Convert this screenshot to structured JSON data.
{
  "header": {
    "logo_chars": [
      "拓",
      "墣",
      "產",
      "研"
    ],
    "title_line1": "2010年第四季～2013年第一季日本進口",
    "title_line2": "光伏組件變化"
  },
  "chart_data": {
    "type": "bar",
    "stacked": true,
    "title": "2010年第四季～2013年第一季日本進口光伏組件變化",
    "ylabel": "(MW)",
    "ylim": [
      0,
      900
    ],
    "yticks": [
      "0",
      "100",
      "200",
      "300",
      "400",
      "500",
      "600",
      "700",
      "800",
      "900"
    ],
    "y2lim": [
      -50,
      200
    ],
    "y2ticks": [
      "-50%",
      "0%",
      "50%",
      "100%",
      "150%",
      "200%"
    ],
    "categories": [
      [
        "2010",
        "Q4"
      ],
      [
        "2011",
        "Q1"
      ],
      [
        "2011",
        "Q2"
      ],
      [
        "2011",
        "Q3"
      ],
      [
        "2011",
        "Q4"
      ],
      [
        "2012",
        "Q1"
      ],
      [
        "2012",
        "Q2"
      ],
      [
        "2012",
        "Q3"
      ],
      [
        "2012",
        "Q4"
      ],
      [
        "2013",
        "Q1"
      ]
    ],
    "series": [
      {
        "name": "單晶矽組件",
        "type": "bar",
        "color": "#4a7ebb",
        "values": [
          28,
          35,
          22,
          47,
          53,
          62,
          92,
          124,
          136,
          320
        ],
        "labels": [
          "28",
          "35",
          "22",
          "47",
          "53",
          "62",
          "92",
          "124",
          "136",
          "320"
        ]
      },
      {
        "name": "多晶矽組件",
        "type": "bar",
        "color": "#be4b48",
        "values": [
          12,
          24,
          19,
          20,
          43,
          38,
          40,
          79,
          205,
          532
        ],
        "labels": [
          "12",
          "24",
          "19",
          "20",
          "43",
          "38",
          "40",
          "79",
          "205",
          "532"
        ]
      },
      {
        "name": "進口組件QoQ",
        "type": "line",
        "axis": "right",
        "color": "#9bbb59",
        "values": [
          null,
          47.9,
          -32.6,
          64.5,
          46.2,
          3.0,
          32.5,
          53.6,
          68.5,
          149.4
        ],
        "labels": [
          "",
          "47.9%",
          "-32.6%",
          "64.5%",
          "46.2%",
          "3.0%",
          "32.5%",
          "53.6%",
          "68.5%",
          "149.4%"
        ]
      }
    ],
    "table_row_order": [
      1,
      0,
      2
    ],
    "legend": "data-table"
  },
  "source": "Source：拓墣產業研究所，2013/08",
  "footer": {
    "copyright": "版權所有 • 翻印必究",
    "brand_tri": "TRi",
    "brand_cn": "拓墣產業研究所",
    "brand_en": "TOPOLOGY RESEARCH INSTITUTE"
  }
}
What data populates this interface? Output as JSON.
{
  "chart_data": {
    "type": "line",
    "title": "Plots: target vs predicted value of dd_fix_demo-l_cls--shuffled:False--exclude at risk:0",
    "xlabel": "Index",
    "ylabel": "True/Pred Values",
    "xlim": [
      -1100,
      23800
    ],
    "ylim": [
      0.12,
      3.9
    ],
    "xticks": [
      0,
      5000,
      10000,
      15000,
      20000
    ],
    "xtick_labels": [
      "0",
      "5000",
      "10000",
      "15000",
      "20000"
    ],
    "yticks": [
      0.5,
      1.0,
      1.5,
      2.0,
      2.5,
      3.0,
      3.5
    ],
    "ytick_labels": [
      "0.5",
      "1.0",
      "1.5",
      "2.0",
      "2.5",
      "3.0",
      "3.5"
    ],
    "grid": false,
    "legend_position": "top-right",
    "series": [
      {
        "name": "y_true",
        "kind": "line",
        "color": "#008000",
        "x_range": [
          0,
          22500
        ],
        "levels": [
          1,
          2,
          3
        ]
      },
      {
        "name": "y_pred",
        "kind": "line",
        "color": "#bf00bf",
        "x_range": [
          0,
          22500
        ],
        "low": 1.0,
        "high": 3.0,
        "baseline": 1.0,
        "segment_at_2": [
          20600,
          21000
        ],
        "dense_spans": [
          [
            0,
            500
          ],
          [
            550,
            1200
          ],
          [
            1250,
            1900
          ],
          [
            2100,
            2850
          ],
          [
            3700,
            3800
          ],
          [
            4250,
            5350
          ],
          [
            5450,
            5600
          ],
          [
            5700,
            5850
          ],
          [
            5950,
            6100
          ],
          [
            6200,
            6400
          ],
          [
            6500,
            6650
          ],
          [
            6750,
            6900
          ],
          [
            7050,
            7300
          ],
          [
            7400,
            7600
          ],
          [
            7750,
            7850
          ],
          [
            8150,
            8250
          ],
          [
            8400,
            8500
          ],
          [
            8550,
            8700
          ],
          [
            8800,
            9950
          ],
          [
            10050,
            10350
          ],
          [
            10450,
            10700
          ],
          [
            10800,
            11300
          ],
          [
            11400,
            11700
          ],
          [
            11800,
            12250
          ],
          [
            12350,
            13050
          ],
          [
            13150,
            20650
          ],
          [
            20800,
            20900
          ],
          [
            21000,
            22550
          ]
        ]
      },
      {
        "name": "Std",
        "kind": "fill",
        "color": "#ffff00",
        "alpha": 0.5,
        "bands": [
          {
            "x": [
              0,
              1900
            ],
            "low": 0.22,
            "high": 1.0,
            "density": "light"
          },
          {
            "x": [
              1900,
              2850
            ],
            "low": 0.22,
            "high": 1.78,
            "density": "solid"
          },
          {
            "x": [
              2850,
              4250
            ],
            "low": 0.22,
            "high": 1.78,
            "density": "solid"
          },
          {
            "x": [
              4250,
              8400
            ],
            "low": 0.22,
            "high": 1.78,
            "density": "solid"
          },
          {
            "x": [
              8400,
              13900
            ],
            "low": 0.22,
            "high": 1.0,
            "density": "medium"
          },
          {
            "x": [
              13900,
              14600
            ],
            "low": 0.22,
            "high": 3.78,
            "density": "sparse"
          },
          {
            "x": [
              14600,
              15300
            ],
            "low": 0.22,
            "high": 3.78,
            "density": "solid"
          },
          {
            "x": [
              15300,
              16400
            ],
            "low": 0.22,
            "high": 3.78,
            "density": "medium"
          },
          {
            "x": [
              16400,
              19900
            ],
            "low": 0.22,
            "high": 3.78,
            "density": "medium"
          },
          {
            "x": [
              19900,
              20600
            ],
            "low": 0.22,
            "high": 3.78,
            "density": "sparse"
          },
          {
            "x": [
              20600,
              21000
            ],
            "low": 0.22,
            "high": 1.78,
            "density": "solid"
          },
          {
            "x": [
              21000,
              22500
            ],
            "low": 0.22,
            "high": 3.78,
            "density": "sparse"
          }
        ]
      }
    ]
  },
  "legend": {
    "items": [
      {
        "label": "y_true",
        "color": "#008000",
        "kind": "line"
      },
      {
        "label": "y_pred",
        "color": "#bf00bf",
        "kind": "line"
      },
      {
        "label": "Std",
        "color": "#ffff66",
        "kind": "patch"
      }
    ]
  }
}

**GIVEN REQUEST:**
Go through the listing and print each line exactly as it appears.

**RESPONSE:**
Convert this screenshot to structured JSON data.
{
  "header": {
    "logo_chars": [
      "拓",
      "墣",
      "產",
      "研"
    ],
    "title_line1": "2010年第四季～2013年第一季日本進口",
    "title_line2": "光伏組件變化"
  },
  "chart_data": {
    "type": "bar",
    "stacked": true,
    "title": "2010年第四季～2013年第一季日本進口光伏組件變化",
    "ylabel": "(MW)",
    "ylim": [
      0,
      900
    ],
    "yticks": [
      "0",
      "100",
      "200",
      "300",
      "400",
      "500",
      "600",
      "700",
      "800",
      "900"
    ],
    "y2lim": [
      -50,
      200
    ],
    "y2ticks": [
      "-50%",
      "0%",
      "50%",
      "100%",
      "150%",
      "200%"
    ],
    "categories": [
      [
        "2010",
        "Q4"
      ],
      [
        "2011",
        "Q1"
      ],
      [
        "2011",
        "Q2"
      ],
      [
        "2011",
        "Q3"
      ],
      [
        "2011",
        "Q4"
      ],
      [
        "2012",
        "Q1"
      ],
      [
        "2012",
        "Q2"
      ],
      [
        "2012",
        "Q3"
      ],
      [
        "2012",
        "Q4"
      ],
      [
        "2013",
        "Q1"
      ]
    ],
    "series": [
      {
        "name": "單晶矽組件",
        "type": "bar",
        "color": "#4a7ebb",
        "values": [
          28,
          35,
          22,
          47,
          53,
          62,
          92,
          124,
          136,
          320
        ],
        "labels": [
          "28",
          "35",
          "22",
          "47",
          "53",
          "62",
          "92",
          "124",
          "136",
          "320"
        ]
      },
      {
        "name": "多晶矽組件",
        "type": "bar",
        "color": "#be4b48",
        "values": [
          12,
          24,
          19,
          20,
          43,
          38,
          40,
          79,
          205,
          532
        ],
        "labels": [
          "12",
          "24",
          "19",
          "20",
          "43",
          "38",
          "40",
          "79",
          "205",
          "532"
        ]
      },
      {
        "name": "進口組件QoQ",
        "type": "line",
        "axis": "right",
        "color": "#9bbb59",
        "values": [
          null,
          47.9,
          -32.6,
          64.5,
          46.2,
          3.0,
          32.5,
          53.6,
          68.5,
          149.4
        ],
        "labels": [
          "",
          "47.9%",
          "-32.6%",
          "64.5%",
          "46.2%",
          "3.0%",
          "32.5%",
          "53.6%",
          "68.5%",
          "149.4%"
        ]
      }
    ],
    "table_row_order": [
      1,
      0,
      2
    ],
    "legend": "data-table"
  },
  "source": "Source：拓墣產業研究所，2013/08",
  "footer": {
    "copyright": "版權所有 • 翻印必究",
    "brand_tri": "TRi",
    "brand_cn": "拓墣產業研究所",
    "brand_en": "TOPOLOGY RESEARCH INSTITUTE"
  }
}
What data populates this interface? Output as JSON.
{
  "chart_data": {
    "type": "line",
    "title": "Plots: target vs predicted value of dd_fix_demo-l_cls--shuffled:False--exclude at risk:0",
    "xlabel": "Index",
    "ylabel": "True/Pred Values",
    "xlim": [
      -1100,
      23800
    ],
    "ylim": [
      0.12,
      3.9
    ],
    "xticks": [
      0,
      5000,
      10000,
      15000,
      20000
    ],
    "xtick_labels": [
      "0",
      "5000",
      "10000",
      "15000",
      "20000"
    ],
    "yticks": [
      0.5,
      1.0,
      1.5,
      2.0,
      2.5,
      3.0,
      3.5
    ],
    "ytick_labels": [
      "0.5",
      "1.0",
      "1.5",
      "2.0",
      "2.5",
      "3.0",
      "3.5"
    ],
    "grid": false,
    "legend_position": "top-right",
    "series": [
      {
        "name": "y_true",
        "kind": "line",
        "color": "#008000",
        "x_range": [
          0,
          22500
        ],
        "levels": [
          1,
          2,
          3
        ]
      },
      {
        "name": "y_pred",
        "kind": "line",
        "color": "#bf00bf",
        "x_range": [
          0,
          22500
        ],
        "low": 1.0,
        "high": 3.0,
        "baseline": 1.0,
        "segment_at_2": [
          20600,
          21000
        ],
        "dense_spans": [
          [
            0,
            500
          ],
          [
            550,
            1200
          ],
          [
            1250,
            1900
          ],
          [
            2100,
            2850
          ],
          [
            3700,
            3800
          ],
          [
            4250,
            5350
          ],
          [
            5450,
            5600
          ],
          [
            5700,
            5850
          ],
          [
            5950,
            6100
          ],
          [
            6200,
            6400
          ],
          [
            6500,
            6650
          ],
          [
            6750,
            6900
          ],
          [
            7050,
            7300
          ],
          [
            7400,
            7600
          ],
          [
            7750,
            7850
          ],
          [
            8150,
            8250
          ],
          [
            8400,
            8500
          ],
          [
            8550,
            8700
          ],
          [
            8800,
            9950
          ],
          [
            10050,
            10350
          ],
          [
            10450,
            10700
          ],
          [
            10800,
            11300
          ],
          [
            11400,
            11700
          ],
          [
            11800,
            12250
          ],
          [
            12350,
            13050
          ],
          [
            13150,
            20650
          ],
          [
            20800,
            20900
          ],
          [
            21000,
            22550
          ]
        ]
      },
      {
        "name": "Std",
        "kind": "fill",
        "color": "#ffff00",
        "alpha": 0.5,
        "bands": [
          {
            "x": [
              0,
              1900
            ],
            "low": 0.22,
            "high": 1.0,
            "density": "light"
          },
          {
            "x": [
              1900,
              2850
            ],
            "low": 0.22,
            "high": 1.78,
            "density": "solid"
          },
          {
            "x": [
              2850,
              4250
            ],
            "low": 0.22,
            "high": 1.78,
            "density": "solid"
          },
          {
            "x": [
              4250,
              8400
            ],
            "low": 0.22,
            "high": 1.78,
            "density": "solid"
          },
          {
            "x": [
              8400,
              13900
            ],
            "low": 0.22,
            "high": 1.0,
            "density": "medium"
          },
          {
            "x": [
              13900,
              14600
            ],
            "low": 0.22,
            "high": 3.78,
            "density": "sparse"
          },
          {
            "x": [
              14600,
              15300
            ],
            "low": 0.22,
            "high": 3.78,
            "density": "solid"
          },
          {
            "x": [
              15300,
              16400
            ],
            "low": 0.22,
            "high": 3.78,
            "density": "medium"
          },
          {
            "x": [
              16400,
              19900
            ],
            "low": 0.22,
            "high": 3.78,
            "density": "medium"
          },
          {
            "x": [
              19900,
              20600
            ],
            "low": 0.22,
            "high": 3.78,
            "density": "sparse"
          },
          {
            "x": [
              20600,
              21000
            ],
            "low": 0.22,
            "high": 1.78,
            "density": "solid"
          },
          {
            "x": [
              21000,
              22500
            ],
            "low": 0.22,
            "high": 3.78,
            "density": "sparse"
          }
        ]
      }
    ]
  },
  "legend": {
    "items": [
      {
        "label": "y_true",
        "color": "#008000",
        "kind": "line"
      },
      {
        "label": "y_pred",
        "color": "#bf00bf",
        "kind": "line"
      },
      {
        "label": "Std",
        "color": "#ffff66",
        "kind": "patch"
      }
    ]
  }
}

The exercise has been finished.